## TASK BRIEF
Print the entries in full, word for word, but not the pictures.

## RECORD LIST

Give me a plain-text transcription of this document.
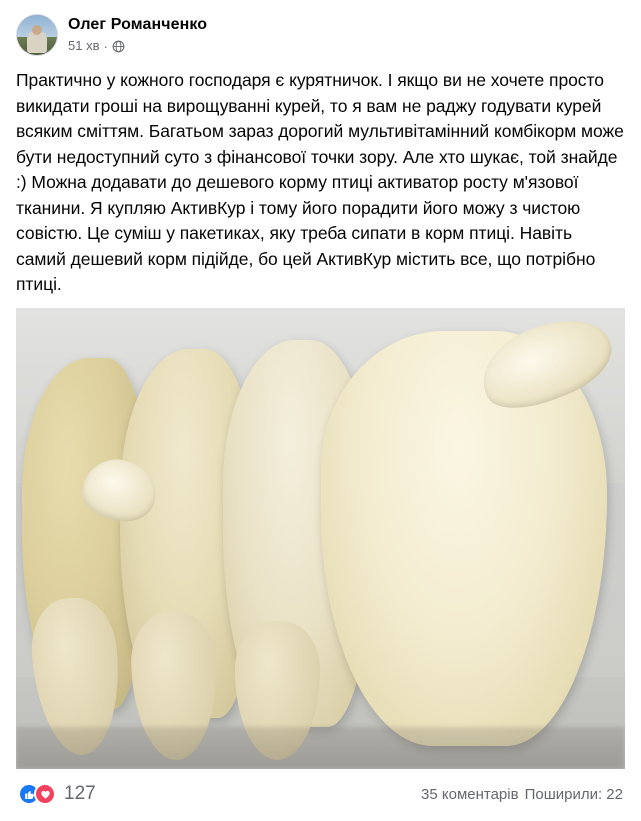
Олег Романченко
51 хв ·
Практично у кожного господаря є курятничок. І якщо ви не хочете просто викидати гроші на вирощуванні курей, то я вам не раджу годувати курей всяким сміттям. Багатьом зараз дорогий мультивітамінний комбікорм може бути недоступний суто з фінансової точки зору. Але хто шукає, той знайде :) Можна додавати до дешевого корму птиці активатор росту м'язової тканини. Я купляю АктивКур і тому його порадити його можу з чистою совістю. Це суміш у пакетиках, яку треба сипати в корм птиці. Навіть самий дешевий корм підійде, бо цей АктивКур містить все, що потрібно птиці.
127	35 коментарів Поширили: 22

## WRITTEN REPLY
Give me a plain-text transcription of this document.
Олег Романченко
51 хв ·
Практично у кожного господаря є курятничок. І якщо ви не хочете просто викидати гроші на вирощуванні курей, то я вам не раджу годувати курей всяким сміттям. Багатьом зараз дорогий мультивітамінний комбікорм може бути недоступний суто з фінансової точки зору. Але хто шукає, той знайде :) Можна додавати до дешевого корму птиці активатор росту м'язової тканини. Я купляю АктивКур і тому його порадити його можу з чистою совістю. Це суміш у пакетиках, яку треба сипати в корм птиці. Навіть самий дешевий корм підійде, бо цей АктивКур містить все, що потрібно птиці.
127	35 коментарів Поширили: 22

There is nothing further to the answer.